Task data

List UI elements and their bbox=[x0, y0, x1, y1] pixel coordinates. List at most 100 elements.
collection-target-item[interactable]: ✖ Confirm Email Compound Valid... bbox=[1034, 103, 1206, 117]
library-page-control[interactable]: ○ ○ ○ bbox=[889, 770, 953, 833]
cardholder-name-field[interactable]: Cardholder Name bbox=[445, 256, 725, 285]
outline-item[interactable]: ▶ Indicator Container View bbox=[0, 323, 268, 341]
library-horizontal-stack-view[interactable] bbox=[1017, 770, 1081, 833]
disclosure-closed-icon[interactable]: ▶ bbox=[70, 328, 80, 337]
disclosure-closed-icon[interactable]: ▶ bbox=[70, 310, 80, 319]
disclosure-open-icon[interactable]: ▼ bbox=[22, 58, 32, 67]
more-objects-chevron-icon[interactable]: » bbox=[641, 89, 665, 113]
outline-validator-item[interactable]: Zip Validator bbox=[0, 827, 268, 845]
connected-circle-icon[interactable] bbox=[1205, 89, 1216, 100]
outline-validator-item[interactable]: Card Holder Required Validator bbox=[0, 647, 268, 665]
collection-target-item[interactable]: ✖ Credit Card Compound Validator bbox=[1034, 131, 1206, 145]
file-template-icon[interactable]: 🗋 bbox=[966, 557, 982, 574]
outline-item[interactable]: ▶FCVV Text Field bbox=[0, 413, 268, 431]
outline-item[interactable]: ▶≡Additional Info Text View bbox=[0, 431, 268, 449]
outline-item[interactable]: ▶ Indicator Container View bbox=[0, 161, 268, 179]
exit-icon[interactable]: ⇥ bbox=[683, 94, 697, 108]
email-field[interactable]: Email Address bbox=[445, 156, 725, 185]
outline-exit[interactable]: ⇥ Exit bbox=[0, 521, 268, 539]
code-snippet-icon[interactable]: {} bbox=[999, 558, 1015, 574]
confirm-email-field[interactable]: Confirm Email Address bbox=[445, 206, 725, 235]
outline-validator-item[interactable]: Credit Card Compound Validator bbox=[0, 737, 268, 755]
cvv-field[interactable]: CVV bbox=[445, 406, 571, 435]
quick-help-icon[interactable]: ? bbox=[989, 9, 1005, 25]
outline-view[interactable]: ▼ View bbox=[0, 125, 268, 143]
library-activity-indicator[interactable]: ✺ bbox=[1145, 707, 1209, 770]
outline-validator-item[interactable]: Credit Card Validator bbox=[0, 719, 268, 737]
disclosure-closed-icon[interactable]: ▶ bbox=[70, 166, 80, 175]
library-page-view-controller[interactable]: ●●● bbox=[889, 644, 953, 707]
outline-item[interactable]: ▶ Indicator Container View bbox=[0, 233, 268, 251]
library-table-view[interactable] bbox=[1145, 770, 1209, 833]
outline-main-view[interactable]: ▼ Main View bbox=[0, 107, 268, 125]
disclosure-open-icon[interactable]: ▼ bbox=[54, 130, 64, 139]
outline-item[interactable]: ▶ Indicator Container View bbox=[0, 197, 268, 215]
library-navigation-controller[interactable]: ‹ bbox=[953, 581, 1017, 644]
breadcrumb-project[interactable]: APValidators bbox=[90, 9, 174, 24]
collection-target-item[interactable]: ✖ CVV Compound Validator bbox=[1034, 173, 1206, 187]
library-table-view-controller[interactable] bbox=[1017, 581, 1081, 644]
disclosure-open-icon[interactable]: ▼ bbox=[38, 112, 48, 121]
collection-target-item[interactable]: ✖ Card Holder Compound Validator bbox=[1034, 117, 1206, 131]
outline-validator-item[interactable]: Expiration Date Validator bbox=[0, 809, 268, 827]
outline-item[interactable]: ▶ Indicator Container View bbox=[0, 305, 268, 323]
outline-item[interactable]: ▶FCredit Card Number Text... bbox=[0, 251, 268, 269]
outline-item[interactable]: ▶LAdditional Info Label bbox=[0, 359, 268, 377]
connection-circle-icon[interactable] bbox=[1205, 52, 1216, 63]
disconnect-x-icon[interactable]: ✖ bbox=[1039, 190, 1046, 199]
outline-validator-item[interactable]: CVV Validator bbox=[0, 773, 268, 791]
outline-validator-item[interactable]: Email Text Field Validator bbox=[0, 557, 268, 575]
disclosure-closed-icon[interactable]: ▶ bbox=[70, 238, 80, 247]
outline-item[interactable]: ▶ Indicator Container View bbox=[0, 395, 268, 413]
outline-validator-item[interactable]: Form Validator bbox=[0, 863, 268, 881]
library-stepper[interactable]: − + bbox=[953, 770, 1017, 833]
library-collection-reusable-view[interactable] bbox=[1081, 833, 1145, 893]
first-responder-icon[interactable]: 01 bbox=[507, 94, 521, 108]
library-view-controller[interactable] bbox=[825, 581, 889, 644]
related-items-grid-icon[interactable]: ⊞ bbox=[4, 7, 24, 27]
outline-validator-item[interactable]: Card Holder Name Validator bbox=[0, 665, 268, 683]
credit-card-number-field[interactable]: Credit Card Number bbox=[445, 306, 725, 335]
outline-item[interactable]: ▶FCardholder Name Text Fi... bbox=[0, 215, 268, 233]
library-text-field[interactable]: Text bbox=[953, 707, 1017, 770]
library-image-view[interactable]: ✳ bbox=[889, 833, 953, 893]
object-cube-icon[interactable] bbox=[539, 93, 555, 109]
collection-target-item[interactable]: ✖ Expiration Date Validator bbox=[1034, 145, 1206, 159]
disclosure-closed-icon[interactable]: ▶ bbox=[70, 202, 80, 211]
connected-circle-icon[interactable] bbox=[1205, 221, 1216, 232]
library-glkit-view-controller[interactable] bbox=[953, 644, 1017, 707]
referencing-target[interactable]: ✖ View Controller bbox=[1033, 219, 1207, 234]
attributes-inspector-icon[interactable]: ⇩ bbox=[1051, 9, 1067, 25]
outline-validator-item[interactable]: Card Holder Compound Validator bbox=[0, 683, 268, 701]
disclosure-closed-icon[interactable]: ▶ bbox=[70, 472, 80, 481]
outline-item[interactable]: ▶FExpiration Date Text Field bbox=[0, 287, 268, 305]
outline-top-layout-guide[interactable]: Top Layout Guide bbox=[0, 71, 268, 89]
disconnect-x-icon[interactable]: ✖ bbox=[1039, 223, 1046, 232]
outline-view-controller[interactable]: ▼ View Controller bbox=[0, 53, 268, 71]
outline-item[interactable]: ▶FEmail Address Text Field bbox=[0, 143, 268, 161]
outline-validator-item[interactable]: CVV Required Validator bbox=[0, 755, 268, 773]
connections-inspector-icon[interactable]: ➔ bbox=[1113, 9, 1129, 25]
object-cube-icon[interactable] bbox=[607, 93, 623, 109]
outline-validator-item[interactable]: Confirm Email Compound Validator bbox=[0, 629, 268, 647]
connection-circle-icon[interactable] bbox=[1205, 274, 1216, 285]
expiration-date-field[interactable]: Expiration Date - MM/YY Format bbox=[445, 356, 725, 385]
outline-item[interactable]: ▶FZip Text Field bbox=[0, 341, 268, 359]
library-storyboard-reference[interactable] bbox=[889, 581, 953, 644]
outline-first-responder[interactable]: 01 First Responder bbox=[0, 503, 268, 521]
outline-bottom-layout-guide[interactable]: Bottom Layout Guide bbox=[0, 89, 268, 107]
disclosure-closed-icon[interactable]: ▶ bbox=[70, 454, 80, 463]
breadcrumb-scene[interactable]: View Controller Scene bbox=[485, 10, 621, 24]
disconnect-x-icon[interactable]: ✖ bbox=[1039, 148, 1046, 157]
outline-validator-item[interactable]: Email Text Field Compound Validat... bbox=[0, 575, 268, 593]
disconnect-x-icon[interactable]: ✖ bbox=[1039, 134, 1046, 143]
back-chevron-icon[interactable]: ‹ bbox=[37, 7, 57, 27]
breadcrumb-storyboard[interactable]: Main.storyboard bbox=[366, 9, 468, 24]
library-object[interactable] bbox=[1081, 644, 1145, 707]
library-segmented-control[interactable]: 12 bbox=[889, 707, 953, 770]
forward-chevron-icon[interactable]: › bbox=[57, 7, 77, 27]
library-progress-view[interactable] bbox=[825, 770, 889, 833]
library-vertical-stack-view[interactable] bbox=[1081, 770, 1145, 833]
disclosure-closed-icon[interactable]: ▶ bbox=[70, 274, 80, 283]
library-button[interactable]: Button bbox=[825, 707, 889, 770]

Given exercise
Reproduce the records without changes, from the start through the line that contains "89, 665, 113]".

Complete answer
List UI elements and their bbox=[x0, y0, x1, y1] pixel coordinates. List at most 100 elements.
collection-target-item[interactable]: ✖ Confirm Email Compound Valid... bbox=[1034, 103, 1206, 117]
library-page-control[interactable]: ○ ○ ○ bbox=[889, 770, 953, 833]
cardholder-name-field[interactable]: Cardholder Name bbox=[445, 256, 725, 285]
outline-item[interactable]: ▶ Indicator Container View bbox=[0, 323, 268, 341]
library-horizontal-stack-view[interactable] bbox=[1017, 770, 1081, 833]
disclosure-closed-icon[interactable]: ▶ bbox=[70, 328, 80, 337]
disclosure-closed-icon[interactable]: ▶ bbox=[70, 310, 80, 319]
disclosure-open-icon[interactable]: ▼ bbox=[22, 58, 32, 67]
more-objects-chevron-icon[interactable]: » bbox=[641, 89, 665, 113]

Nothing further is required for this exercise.